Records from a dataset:
------------

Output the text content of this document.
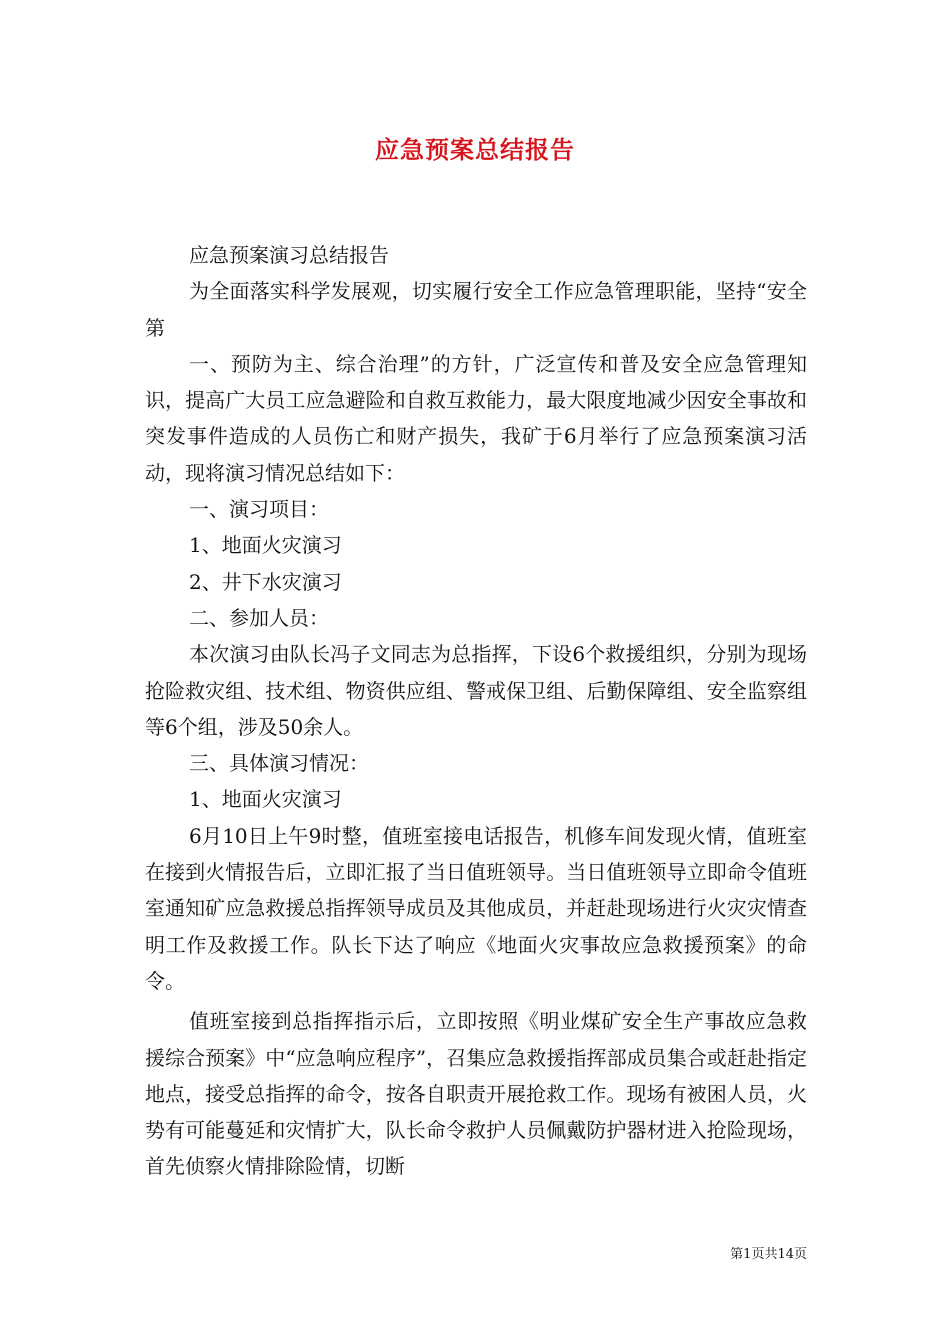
应急预案总结报告

应急预案演习总结报告

为全面落实科学发展观，切实履行安全工作应急管理职能，坚持“安全第

一、预防为主、综合治理”的方针，广泛宣传和普及安全应急管理知识，提高广大员工应急避险和自救互救能力，最大限度地减少因安全事故和突发事件造成的人员伤亡和财产损失，我矿于6月举行了应急预案演习活动，现将演习情况总结如下：

一、演习项目：

1、地面火灾演习

2、井下水灾演习

二、参加人员：

本次演习由队长冯子文同志为总指挥，下设6个救援组织，分别为现场抢险救灾组、技术组、物资供应组、警戒保卫组、后勤保障组、安全监察组等6个组，涉及50余人。

三、具体演习情况：

1、地面火灾演习

6月10日上午9时整，值班室接电话报告，机修车间发现火情，值班室在接到火情报告后，立即汇报了当日值班领导。当日值班领导立即命令值班室通知矿应急救援总指挥领导成员及其他成员，并赶赴现场进行火灾灾情查明工作及救援工作。队长下达了响应《地面火灾事故应急救援预案》的命令。

值班室接到总指挥指示后，立即按照《明业煤矿安全生产事故应急救援综合预案》中“应急响应程序”，召集应急救援指挥部成员集合或赶赴指定地点，接受总指挥的命令，按各自职责开展抢救工作。现场有被困人员，火势有可能蔓延和灾情扩大，队长命令救护人员佩戴防护器材进入抢险现场，首先侦察火情排除险情，切断

第1页共14页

------------

Leave the pictures out, and print every line of the listing exactly as written.

SOLUTION FOR THIS PROBLEM:
Output the text content of this document.
应急预案总结报告

应急预案演习总结报告

为全面落实科学发展观，切实履行安全工作应急管理职能，坚持“安全第

一、预防为主、综合治理”的方针，广泛宣传和普及安全应急管理知识，提高广大员工应急避险和自救互救能力，最大限度地减少因安全事故和突发事件造成的人员伤亡和财产损失，我矿于6月举行了应急预案演习活动，现将演习情况总结如下：

一、演习项目：

1、地面火灾演习

2、井下水灾演习

二、参加人员：

本次演习由队长冯子文同志为总指挥，下设6个救援组织，分别为现场抢险救灾组、技术组、物资供应组、警戒保卫组、后勤保障组、安全监察组等6个组，涉及50余人。

三、具体演习情况：

1、地面火灾演习

6月10日上午9时整，值班室接电话报告，机修车间发现火情，值班室在接到火情报告后，立即汇报了当日值班领导。当日值班领导立即命令值班室通知矿应急救援总指挥领导成员及其他成员，并赶赴现场进行火灾灾情查明工作及救援工作。队长下达了响应《地面火灾事故应急救援预案》的命令。

值班室接到总指挥指示后，立即按照《明业煤矿安全生产事故应急救援综合预案》中“应急响应程序”，召集应急救援指挥部成员集合或赶赴指定地点，接受总指挥的命令，按各自职责开展抢救工作。现场有被困人员，火势有可能蔓延和灾情扩大，队长命令救护人员佩戴防护器材进入抢险现场，首先侦察火情排除险情，切断

第1页共14页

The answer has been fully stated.